● **Material provided**
##########
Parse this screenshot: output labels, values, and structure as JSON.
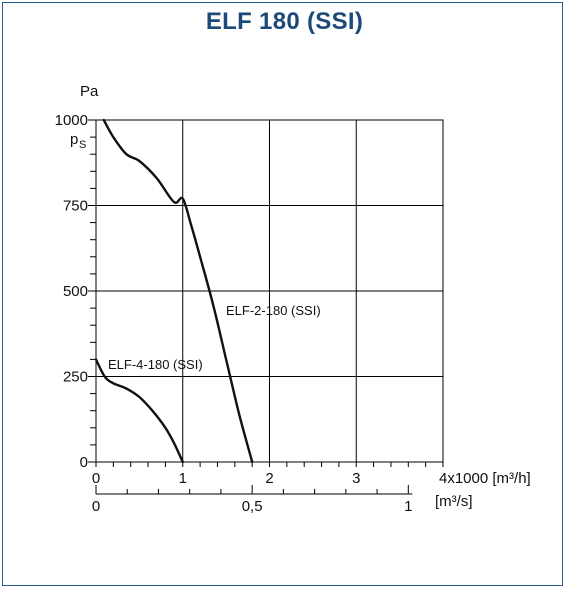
{
  "title": "ELF 180 (SSI)",
  "chart_data": {
    "type": "line",
    "title": "ELF 180 (SSI)",
    "y_unit": "Pa",
    "y_symbol": "p",
    "y_symbol_sub": "S",
    "x_unit_main": "4x1000 [m³/h]",
    "x_unit_secondary": "[m³/s]",
    "xlim": [
      0,
      4
    ],
    "ylim": [
      0,
      1000
    ],
    "x_ticks": [
      0,
      1,
      2,
      3
    ],
    "x_tick_labels": [
      "0",
      "1",
      "2",
      "3"
    ],
    "y_ticks": [
      0,
      250,
      500,
      750,
      1000
    ],
    "y_tick_labels": [
      "0",
      "250",
      "500",
      "750",
      "1000"
    ],
    "x2_ticks": [
      0,
      0.5,
      1
    ],
    "x2_tick_labels": [
      "0",
      "0,5",
      "1"
    ],
    "grid": true,
    "series": [
      {
        "name": "ELF-2-180 (SSI)",
        "x": [
          0.09,
          0.2,
          0.35,
          0.5,
          0.7,
          0.9,
          1.0,
          1.1,
          1.2,
          1.35,
          1.5,
          1.65,
          1.8
        ],
        "y": [
          1000,
          950,
          900,
          880,
          830,
          760,
          770,
          690,
          600,
          460,
          300,
          140,
          0
        ]
      },
      {
        "name": "ELF-4-180 (SSI)",
        "x": [
          0,
          0.1,
          0.2,
          0.35,
          0.5,
          0.65,
          0.8,
          0.9,
          1.0
        ],
        "y": [
          300,
          250,
          230,
          215,
          190,
          150,
          100,
          55,
          0
        ]
      }
    ]
  }
}
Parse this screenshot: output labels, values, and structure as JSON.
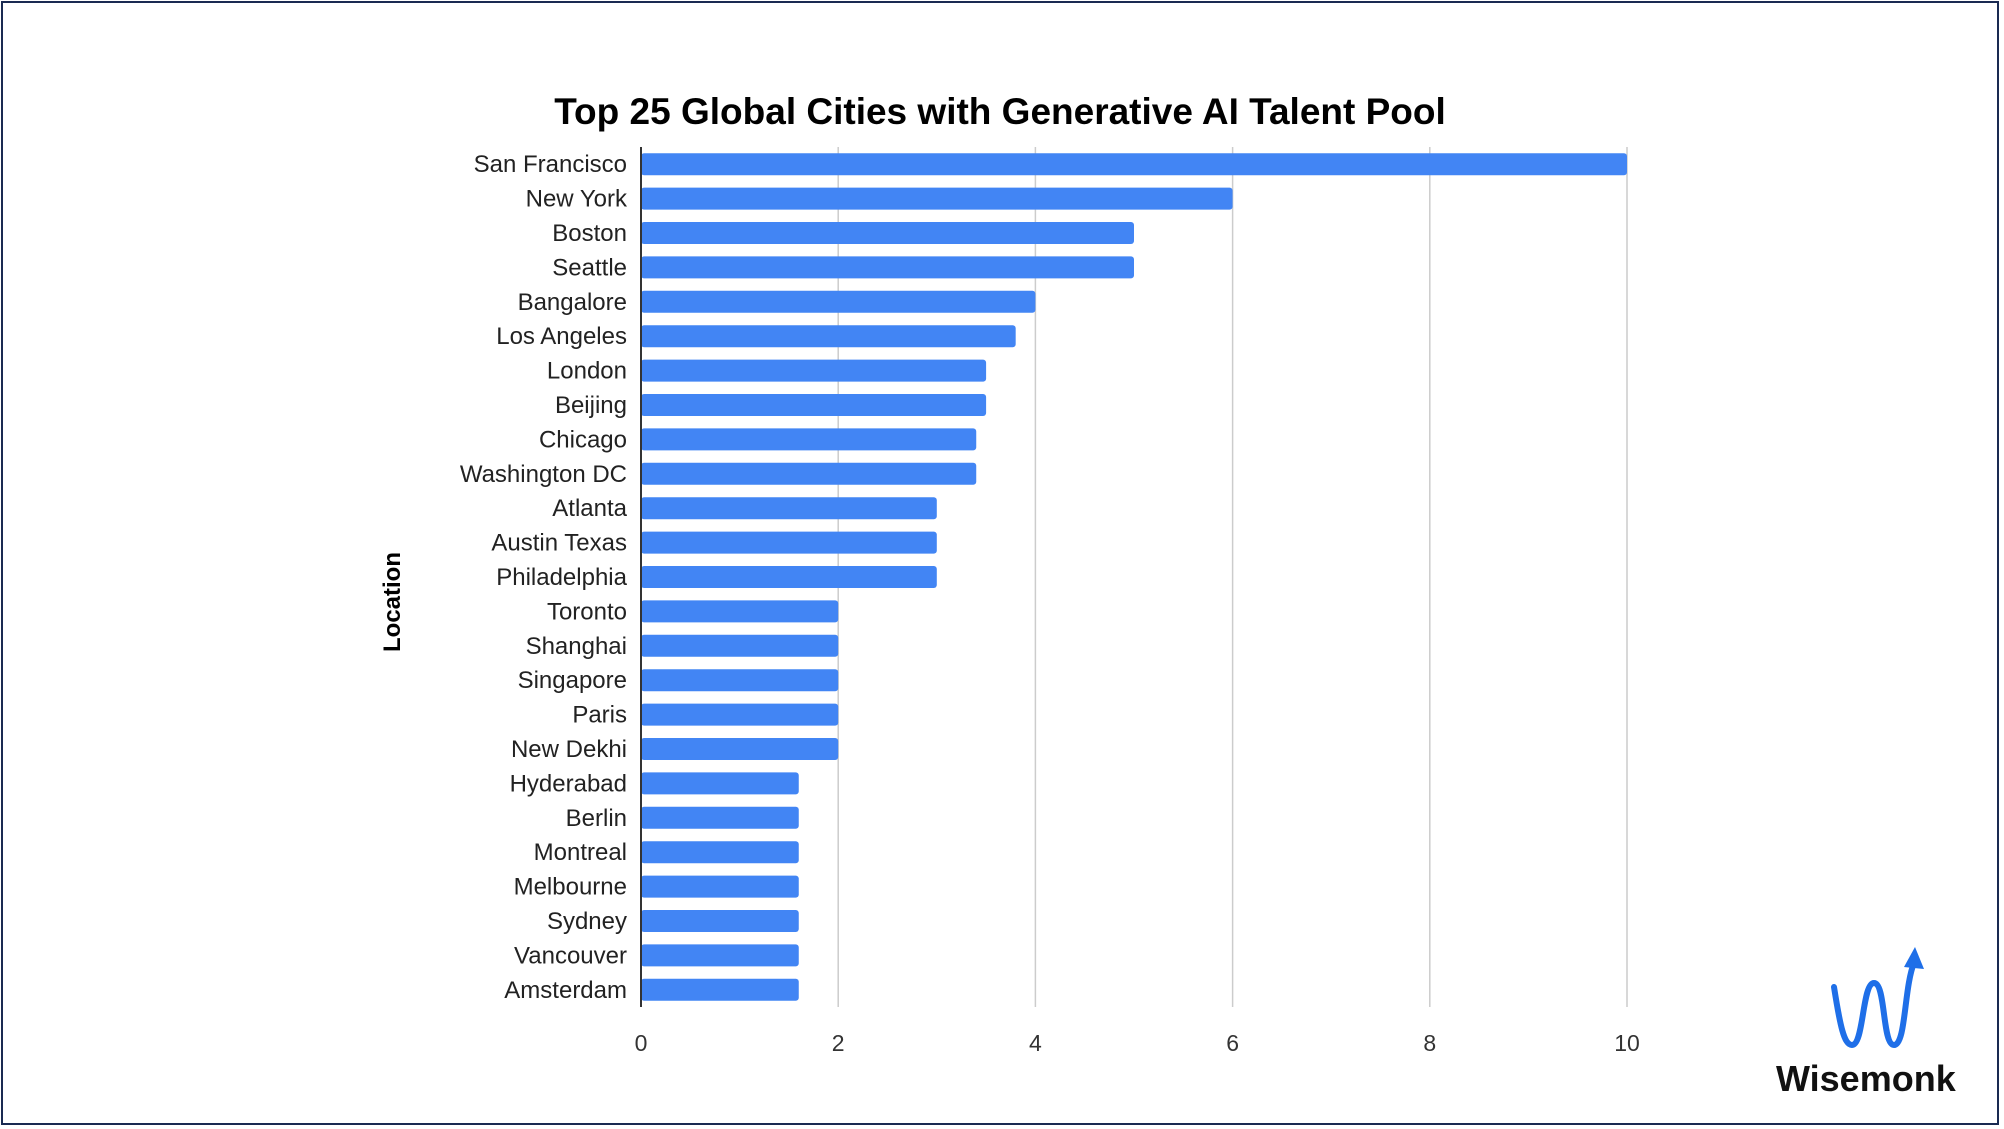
{
  "brand": {
    "name": "Wisemonk",
    "accent_color": "#1f6fe8"
  },
  "chart_data": {
    "type": "bar",
    "orientation": "horizontal",
    "title": "Top 25 Global Cities with Generative AI Talent Pool",
    "xlabel": "",
    "ylabel": "Location",
    "categories": [
      "San Francisco",
      "New York",
      "Boston",
      "Seattle",
      "Bangalore",
      "Los Angeles",
      "London",
      "Beijing",
      "Chicago",
      "Washington DC",
      "Atlanta",
      "Austin Texas",
      "Philadelphia",
      "Toronto",
      "Shanghai",
      "Singapore",
      "Paris",
      "New Dekhi",
      "Hyderabad",
      "Berlin",
      "Montreal",
      "Melbourne",
      "Sydney",
      "Vancouver",
      "Amsterdam"
    ],
    "values": [
      10,
      6,
      5,
      5,
      4,
      3.8,
      3.5,
      3.5,
      3.4,
      3.4,
      3,
      3,
      3,
      2,
      2,
      2,
      2,
      2,
      1.6,
      1.6,
      1.6,
      1.6,
      1.6,
      1.6,
      1.6
    ],
    "xlim": [
      0,
      10
    ],
    "xticks": [
      "0",
      "2",
      "4",
      "6",
      "8",
      "10"
    ],
    "grid": true,
    "legend": "none",
    "bar_color": "#4285f4",
    "grid_color": "#cccccc"
  }
}
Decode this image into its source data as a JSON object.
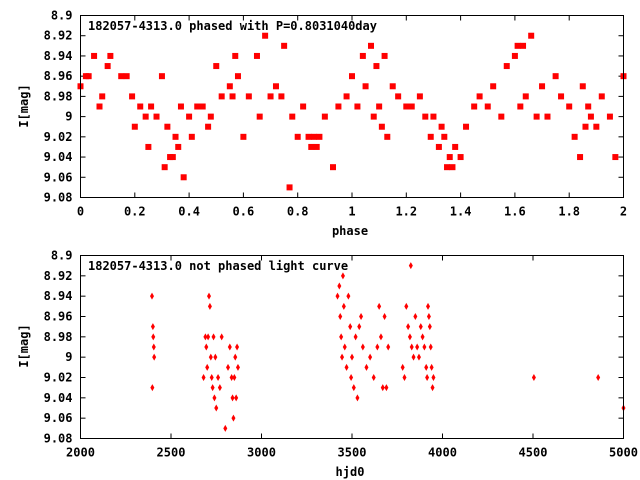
{
  "chart_data": [
    {
      "type": "scatter",
      "title": "182057-4313.0 phased with P=0.8031040day",
      "xlabel": "phase",
      "ylabel": "I[mag]",
      "xlim": [
        0,
        2
      ],
      "ylim": [
        9.08,
        8.9
      ],
      "y_inverted": true,
      "x_ticks": [
        "0",
        "0.2",
        "0.4",
        "0.6",
        "0.8",
        "1",
        "1.2",
        "1.4",
        "1.6",
        "1.8",
        "2"
      ],
      "y_ticks": [
        "8.9",
        "8.92",
        "8.94",
        "8.96",
        "8.98",
        "9",
        "9.02",
        "9.04",
        "9.06",
        "9.08"
      ],
      "marker_color": "#ff0000",
      "grid": false,
      "series": [
        {
          "x": [
            0.0,
            0.02,
            0.03,
            0.05,
            0.07,
            0.08,
            0.1,
            0.11,
            0.15,
            0.17,
            0.19,
            0.2,
            0.22,
            0.24,
            0.25,
            0.26,
            0.28,
            0.3,
            0.31,
            0.32,
            0.33,
            0.34,
            0.35,
            0.36,
            0.37,
            0.38,
            0.4,
            0.41,
            0.43,
            0.45,
            0.47,
            0.48,
            0.5,
            0.52,
            0.55,
            0.56,
            0.57,
            0.58,
            0.6,
            0.62,
            0.65,
            0.66,
            0.68,
            0.7,
            0.72,
            0.74,
            0.75,
            0.77,
            0.78,
            0.8,
            0.82,
            0.84,
            0.85,
            0.86,
            0.87,
            0.88,
            0.9,
            0.93,
            0.95,
            0.98,
            1.0,
            1.02,
            1.04,
            1.05,
            1.07,
            1.08,
            1.09,
            1.1,
            1.11,
            1.12,
            1.13,
            1.15,
            1.17,
            1.2,
            1.22,
            1.25,
            1.27,
            1.29,
            1.3,
            1.32,
            1.33,
            1.34,
            1.35,
            1.36,
            1.37,
            1.38,
            1.4,
            1.42,
            1.45,
            1.47,
            1.5,
            1.52,
            1.55,
            1.57,
            1.6,
            1.61,
            1.62,
            1.63,
            1.64,
            1.66,
            1.68,
            1.7,
            1.72,
            1.75,
            1.77,
            1.8,
            1.82,
            1.84,
            1.85,
            1.86,
            1.87,
            1.88,
            1.9,
            1.92,
            1.95,
            1.97,
            2.0
          ],
          "y": [
            8.97,
            8.96,
            8.96,
            8.94,
            8.99,
            8.98,
            8.95,
            8.94,
            8.96,
            8.96,
            8.98,
            9.01,
            8.99,
            9.0,
            9.03,
            8.99,
            9.0,
            8.96,
            9.05,
            9.01,
            9.04,
            9.04,
            9.02,
            9.03,
            8.99,
            9.06,
            9.0,
            9.02,
            8.99,
            8.99,
            9.01,
            9.0,
            8.95,
            8.98,
            8.97,
            8.98,
            8.94,
            8.96,
            9.02,
            8.98,
            8.94,
            9.0,
            8.92,
            8.98,
            8.97,
            8.98,
            8.93,
            9.07,
            9.0,
            9.02,
            8.99,
            9.02,
            9.03,
            9.02,
            9.03,
            9.02,
            9.0,
            9.05,
            8.99,
            8.98,
            8.96,
            8.99,
            8.94,
            8.97,
            8.93,
            9.0,
            8.95,
            8.99,
            9.01,
            8.94,
            9.02,
            8.97,
            8.98,
            8.99,
            8.99,
            8.98,
            9.0,
            9.02,
            9.0,
            9.03,
            9.01,
            9.02,
            9.05,
            9.04,
            9.05,
            9.03,
            9.04,
            9.01,
            8.99,
            8.98,
            8.99,
            8.97,
            9.0,
            8.95,
            8.94,
            8.93,
            8.99,
            8.93,
            8.98,
            8.92,
            9.0,
            8.97,
            9.0,
            8.96,
            8.98,
            8.99,
            9.02,
            9.04,
            8.97,
            9.01,
            8.99,
            9.0,
            9.01,
            8.98,
            9.0,
            9.04,
            8.96
          ]
        }
      ]
    },
    {
      "type": "scatter",
      "title": "182057-4313.0 not phased light curve",
      "xlabel": "hjd0",
      "ylabel": "I[mag]",
      "xlim": [
        2000,
        5000
      ],
      "ylim": [
        9.08,
        8.9
      ],
      "y_inverted": true,
      "x_ticks": [
        "2000",
        "2500",
        "3000",
        "3500",
        "4000",
        "4500",
        "5000"
      ],
      "y_ticks": [
        "8.9",
        "8.92",
        "8.94",
        "8.96",
        "8.98",
        "9",
        "9.02",
        "9.04",
        "9.06",
        "9.08"
      ],
      "marker_color": "#ff0000",
      "grid": false,
      "series": [
        {
          "x": [
            2395,
            2397,
            2400,
            2402,
            2405,
            2407,
            2680,
            2690,
            2695,
            2700,
            2705,
            2710,
            2715,
            2720,
            2725,
            2730,
            2735,
            2740,
            2745,
            2750,
            2760,
            2770,
            2780,
            2800,
            2815,
            2825,
            2835,
            2840,
            2845,
            2850,
            2855,
            2860,
            2865,
            2870,
            3420,
            3430,
            3435,
            3440,
            3445,
            3450,
            3455,
            3460,
            3470,
            3480,
            3490,
            3495,
            3500,
            3510,
            3520,
            3530,
            3540,
            3550,
            3560,
            3580,
            3600,
            3620,
            3640,
            3650,
            3660,
            3670,
            3680,
            3690,
            3700,
            3780,
            3790,
            3800,
            3810,
            3820,
            3825,
            3830,
            3840,
            3850,
            3860,
            3870,
            3880,
            3890,
            3900,
            3910,
            3915,
            3920,
            3925,
            3930,
            3935,
            3940,
            3945,
            3950,
            4505,
            4860,
            5000
          ],
          "y": [
            8.94,
            9.03,
            8.97,
            8.98,
            8.99,
            9.0,
            9.02,
            8.98,
            8.99,
            9.01,
            8.98,
            8.94,
            8.95,
            9.0,
            9.02,
            9.03,
            8.98,
            9.04,
            9.0,
            9.05,
            9.02,
            9.03,
            8.98,
            9.07,
            9.01,
            8.99,
            9.02,
            9.04,
            9.06,
            9.02,
            9.0,
            9.04,
            8.99,
            9.01,
            8.94,
            8.93,
            8.96,
            8.98,
            9.0,
            8.92,
            8.95,
            8.99,
            9.01,
            8.94,
            8.97,
            9.02,
            9.0,
            9.03,
            8.98,
            9.04,
            8.97,
            8.96,
            8.99,
            9.01,
            9.0,
            9.02,
            8.99,
            8.95,
            8.98,
            9.03,
            8.96,
            9.03,
            8.99,
            9.01,
            9.02,
            8.95,
            8.97,
            8.98,
            8.91,
            8.99,
            9.0,
            8.96,
            8.99,
            9.0,
            8.97,
            8.98,
            8.99,
            9.01,
            9.02,
            8.95,
            8.96,
            8.97,
            8.99,
            9.01,
            9.03,
            9.02,
            9.02,
            9.02,
            9.05
          ]
        }
      ]
    }
  ]
}
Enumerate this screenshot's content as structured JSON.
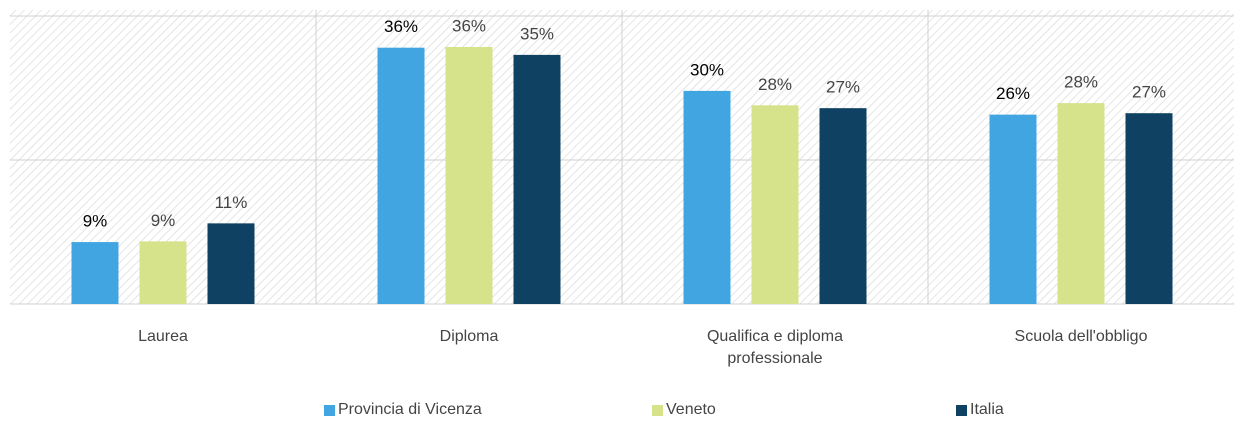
{
  "chart_data": {
    "type": "bar",
    "categories": [
      "Laurea",
      "Diploma",
      "Qualifica e diploma professionale",
      "Scuola dell'obbligo"
    ],
    "series": [
      {
        "name": "Provincia di Vicenza",
        "color": "#41a5e2",
        "values": [
          8.6,
          35.6,
          29.6,
          26.3
        ],
        "value_labels": [
          "9%",
          "36%",
          "30%",
          "26%"
        ]
      },
      {
        "name": "Veneto",
        "color": "#d6e38a",
        "values": [
          8.7,
          35.7,
          27.6,
          27.9
        ],
        "value_labels": [
          "9%",
          "36%",
          "28%",
          "28%"
        ]
      },
      {
        "name": "Italia",
        "color": "#0f4262",
        "values": [
          11.2,
          34.6,
          27.2,
          26.5
        ],
        "value_labels": [
          "11%",
          "35%",
          "27%",
          "27%"
        ]
      }
    ],
    "ylim": [
      0,
      40
    ],
    "yticks": [
      0,
      20,
      40
    ],
    "grid": true,
    "legend": "bottom"
  }
}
##########
Your task is to set down exactly the lines that run from the line holding "Enumerate this screenshot's" through the close of the entries, including both ends. Pictures stay out.

● **Solution to this task**
Enumerate this screenshot's content as structured JSON.
{
  "chart_data": {
    "type": "bar",
    "categories": [
      "Laurea",
      "Diploma",
      "Qualifica e diploma professionale",
      "Scuola dell'obbligo"
    ],
    "series": [
      {
        "name": "Provincia di Vicenza",
        "color": "#41a5e2",
        "values": [
          8.6,
          35.6,
          29.6,
          26.3
        ],
        "value_labels": [
          "9%",
          "36%",
          "30%",
          "26%"
        ]
      },
      {
        "name": "Veneto",
        "color": "#d6e38a",
        "values": [
          8.7,
          35.7,
          27.6,
          27.9
        ],
        "value_labels": [
          "9%",
          "36%",
          "28%",
          "28%"
        ]
      },
      {
        "name": "Italia",
        "color": "#0f4262",
        "values": [
          11.2,
          34.6,
          27.2,
          26.5
        ],
        "value_labels": [
          "11%",
          "35%",
          "27%",
          "27%"
        ]
      }
    ],
    "ylim": [
      0,
      40
    ],
    "yticks": [
      0,
      20,
      40
    ],
    "grid": true,
    "legend": "bottom"
  }
}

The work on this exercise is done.